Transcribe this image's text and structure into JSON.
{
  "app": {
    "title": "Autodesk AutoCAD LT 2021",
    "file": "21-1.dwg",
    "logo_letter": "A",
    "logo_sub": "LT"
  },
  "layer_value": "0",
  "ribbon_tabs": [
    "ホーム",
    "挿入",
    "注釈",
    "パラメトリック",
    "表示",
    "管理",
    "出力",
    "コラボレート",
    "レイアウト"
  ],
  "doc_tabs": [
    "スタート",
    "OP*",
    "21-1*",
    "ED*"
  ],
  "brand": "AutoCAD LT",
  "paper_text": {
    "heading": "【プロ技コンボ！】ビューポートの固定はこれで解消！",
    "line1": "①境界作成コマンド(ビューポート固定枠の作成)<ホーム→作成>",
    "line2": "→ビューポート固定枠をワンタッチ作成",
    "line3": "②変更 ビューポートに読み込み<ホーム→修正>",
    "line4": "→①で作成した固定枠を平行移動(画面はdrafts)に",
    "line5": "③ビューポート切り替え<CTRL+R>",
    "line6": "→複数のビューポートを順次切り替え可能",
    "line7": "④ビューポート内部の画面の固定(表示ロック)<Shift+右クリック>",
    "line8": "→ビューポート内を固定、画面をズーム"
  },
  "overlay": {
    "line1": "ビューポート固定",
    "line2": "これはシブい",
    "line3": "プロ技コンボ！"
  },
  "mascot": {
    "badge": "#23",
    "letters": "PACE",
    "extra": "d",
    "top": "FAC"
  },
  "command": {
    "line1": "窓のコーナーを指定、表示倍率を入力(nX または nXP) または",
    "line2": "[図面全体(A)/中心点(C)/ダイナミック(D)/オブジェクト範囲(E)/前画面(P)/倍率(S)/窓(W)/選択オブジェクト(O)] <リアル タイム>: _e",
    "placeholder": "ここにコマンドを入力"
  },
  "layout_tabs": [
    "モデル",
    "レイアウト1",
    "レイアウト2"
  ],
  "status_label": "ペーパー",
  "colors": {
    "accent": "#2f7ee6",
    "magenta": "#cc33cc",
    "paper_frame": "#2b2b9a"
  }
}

____

Aim –
Collect the lines of the records that include the string "プロ技コンボ".

Correct response –
    "heading": "【プロ技コンボ！】ビューポートの固定はこれで解消！",
    "line3": "プロ技コンボ！"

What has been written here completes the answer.